* [Instructions for the task] Among the lines of this listing, determine how many contain the string "Total". Answer with the number only.
═════ Data for this exercise
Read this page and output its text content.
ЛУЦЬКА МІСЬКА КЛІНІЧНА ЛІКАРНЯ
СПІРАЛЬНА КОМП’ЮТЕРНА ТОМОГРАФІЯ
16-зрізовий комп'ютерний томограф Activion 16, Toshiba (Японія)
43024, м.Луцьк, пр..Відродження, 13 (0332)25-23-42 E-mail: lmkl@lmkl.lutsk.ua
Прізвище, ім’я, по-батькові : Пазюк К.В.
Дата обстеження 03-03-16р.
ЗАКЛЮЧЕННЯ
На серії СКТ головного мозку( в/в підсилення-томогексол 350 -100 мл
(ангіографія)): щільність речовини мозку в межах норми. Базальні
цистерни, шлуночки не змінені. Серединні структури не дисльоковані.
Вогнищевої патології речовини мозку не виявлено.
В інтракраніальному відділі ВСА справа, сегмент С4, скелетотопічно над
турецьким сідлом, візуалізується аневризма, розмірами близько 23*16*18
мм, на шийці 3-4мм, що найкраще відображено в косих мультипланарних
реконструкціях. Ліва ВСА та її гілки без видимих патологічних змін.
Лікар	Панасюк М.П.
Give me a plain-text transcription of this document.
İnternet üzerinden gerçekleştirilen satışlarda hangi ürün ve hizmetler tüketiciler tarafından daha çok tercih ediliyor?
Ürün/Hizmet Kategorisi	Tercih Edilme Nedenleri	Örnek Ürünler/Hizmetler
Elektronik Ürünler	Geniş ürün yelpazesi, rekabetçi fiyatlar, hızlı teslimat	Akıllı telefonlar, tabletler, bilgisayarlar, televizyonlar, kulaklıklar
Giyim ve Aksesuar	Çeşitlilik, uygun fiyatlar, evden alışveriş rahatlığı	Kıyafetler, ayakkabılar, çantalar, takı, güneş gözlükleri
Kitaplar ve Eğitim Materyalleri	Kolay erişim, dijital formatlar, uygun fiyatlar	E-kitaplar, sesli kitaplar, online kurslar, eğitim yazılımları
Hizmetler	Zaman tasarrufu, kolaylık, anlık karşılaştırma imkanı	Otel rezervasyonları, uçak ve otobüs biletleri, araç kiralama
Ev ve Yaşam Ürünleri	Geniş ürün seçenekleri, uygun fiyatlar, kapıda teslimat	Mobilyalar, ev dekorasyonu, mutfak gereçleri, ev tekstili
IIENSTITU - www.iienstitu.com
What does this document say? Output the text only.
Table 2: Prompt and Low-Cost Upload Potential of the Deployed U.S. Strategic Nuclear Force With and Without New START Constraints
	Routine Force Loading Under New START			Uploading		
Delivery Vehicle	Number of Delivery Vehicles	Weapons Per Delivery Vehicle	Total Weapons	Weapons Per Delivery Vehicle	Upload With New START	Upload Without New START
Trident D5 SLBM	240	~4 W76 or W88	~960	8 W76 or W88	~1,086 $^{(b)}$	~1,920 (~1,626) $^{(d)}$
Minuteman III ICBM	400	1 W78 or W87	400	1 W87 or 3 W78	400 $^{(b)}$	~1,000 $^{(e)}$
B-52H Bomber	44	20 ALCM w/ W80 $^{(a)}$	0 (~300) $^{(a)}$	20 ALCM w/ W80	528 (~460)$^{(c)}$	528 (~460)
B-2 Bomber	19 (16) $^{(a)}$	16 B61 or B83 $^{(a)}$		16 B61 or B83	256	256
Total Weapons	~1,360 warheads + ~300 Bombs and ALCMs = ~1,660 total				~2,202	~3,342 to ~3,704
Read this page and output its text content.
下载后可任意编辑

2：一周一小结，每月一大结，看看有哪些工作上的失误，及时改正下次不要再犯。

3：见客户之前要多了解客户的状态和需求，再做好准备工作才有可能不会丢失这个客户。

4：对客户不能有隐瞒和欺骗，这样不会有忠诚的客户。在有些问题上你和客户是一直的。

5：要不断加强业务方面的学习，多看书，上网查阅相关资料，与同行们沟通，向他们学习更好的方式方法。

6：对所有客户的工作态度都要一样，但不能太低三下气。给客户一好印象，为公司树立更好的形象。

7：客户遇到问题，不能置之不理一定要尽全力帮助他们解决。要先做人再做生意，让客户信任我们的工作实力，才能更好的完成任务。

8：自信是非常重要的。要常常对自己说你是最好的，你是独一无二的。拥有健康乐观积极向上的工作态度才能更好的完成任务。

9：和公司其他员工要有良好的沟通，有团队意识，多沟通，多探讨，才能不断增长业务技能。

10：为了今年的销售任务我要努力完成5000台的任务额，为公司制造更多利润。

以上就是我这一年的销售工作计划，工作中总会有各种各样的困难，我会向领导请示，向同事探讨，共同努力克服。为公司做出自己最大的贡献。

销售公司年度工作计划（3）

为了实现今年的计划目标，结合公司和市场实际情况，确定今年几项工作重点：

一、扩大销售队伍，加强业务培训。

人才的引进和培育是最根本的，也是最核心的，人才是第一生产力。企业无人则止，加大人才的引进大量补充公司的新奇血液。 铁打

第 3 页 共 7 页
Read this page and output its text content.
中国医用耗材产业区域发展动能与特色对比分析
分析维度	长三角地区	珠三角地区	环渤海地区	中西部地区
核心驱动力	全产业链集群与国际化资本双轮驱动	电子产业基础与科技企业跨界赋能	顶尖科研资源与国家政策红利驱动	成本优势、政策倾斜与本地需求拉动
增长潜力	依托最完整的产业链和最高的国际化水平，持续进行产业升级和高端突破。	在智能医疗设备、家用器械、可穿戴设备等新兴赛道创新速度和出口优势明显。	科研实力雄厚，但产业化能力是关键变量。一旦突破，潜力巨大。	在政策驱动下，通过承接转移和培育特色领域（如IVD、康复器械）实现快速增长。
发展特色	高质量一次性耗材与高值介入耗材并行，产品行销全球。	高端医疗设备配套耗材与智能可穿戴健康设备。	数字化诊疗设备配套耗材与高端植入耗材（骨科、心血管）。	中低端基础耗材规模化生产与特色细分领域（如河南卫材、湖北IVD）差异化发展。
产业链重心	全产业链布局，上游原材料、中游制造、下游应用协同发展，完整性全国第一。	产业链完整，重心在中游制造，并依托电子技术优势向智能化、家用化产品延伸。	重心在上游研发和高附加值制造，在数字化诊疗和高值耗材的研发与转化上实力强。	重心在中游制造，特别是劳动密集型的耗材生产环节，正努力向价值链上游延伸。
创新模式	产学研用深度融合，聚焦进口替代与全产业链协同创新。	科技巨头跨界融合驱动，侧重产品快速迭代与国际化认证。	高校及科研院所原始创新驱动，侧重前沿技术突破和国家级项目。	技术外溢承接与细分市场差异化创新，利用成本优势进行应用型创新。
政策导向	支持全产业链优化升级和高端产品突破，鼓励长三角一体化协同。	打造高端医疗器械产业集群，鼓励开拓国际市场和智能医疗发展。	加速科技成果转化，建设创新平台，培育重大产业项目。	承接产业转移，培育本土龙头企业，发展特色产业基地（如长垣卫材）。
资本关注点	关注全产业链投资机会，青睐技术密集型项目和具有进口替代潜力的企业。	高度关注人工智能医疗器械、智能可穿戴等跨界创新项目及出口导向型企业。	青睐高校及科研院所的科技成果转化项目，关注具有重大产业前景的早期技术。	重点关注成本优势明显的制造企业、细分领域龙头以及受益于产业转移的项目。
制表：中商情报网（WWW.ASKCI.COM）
══════════
* [Reply to the task] 2